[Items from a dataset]
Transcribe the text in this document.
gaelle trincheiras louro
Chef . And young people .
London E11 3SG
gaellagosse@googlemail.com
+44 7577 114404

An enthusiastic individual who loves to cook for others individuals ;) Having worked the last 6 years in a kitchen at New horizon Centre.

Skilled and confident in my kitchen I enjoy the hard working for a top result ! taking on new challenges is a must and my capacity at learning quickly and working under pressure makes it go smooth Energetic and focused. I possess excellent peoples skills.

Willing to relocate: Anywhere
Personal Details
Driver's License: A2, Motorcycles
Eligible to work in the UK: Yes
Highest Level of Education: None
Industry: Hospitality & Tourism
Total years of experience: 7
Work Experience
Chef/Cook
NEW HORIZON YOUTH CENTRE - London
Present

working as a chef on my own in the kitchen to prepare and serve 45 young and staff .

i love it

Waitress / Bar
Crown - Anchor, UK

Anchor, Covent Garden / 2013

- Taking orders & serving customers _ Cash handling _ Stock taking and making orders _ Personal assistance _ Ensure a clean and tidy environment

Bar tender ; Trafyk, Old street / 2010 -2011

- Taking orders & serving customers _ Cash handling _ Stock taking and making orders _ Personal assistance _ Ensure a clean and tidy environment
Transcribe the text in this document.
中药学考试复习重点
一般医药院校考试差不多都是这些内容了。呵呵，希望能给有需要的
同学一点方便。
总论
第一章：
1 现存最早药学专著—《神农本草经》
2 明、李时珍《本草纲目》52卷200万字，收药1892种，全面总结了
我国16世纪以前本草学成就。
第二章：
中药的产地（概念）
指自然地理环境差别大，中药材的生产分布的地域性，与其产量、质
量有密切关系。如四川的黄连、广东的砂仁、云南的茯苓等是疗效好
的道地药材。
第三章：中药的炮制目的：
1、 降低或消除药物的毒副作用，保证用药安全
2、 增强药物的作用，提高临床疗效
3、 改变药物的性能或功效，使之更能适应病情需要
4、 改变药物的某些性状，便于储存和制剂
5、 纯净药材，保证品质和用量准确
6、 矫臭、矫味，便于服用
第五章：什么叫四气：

§ **TASK OBJECTIVE**
Find the word "young" in the data and copy out each line where it turns up.

§ **CORRECT RESULT**
Chef . And young people .
working as a chef on my own in the kitchen to prepare and serve 45 young and staff .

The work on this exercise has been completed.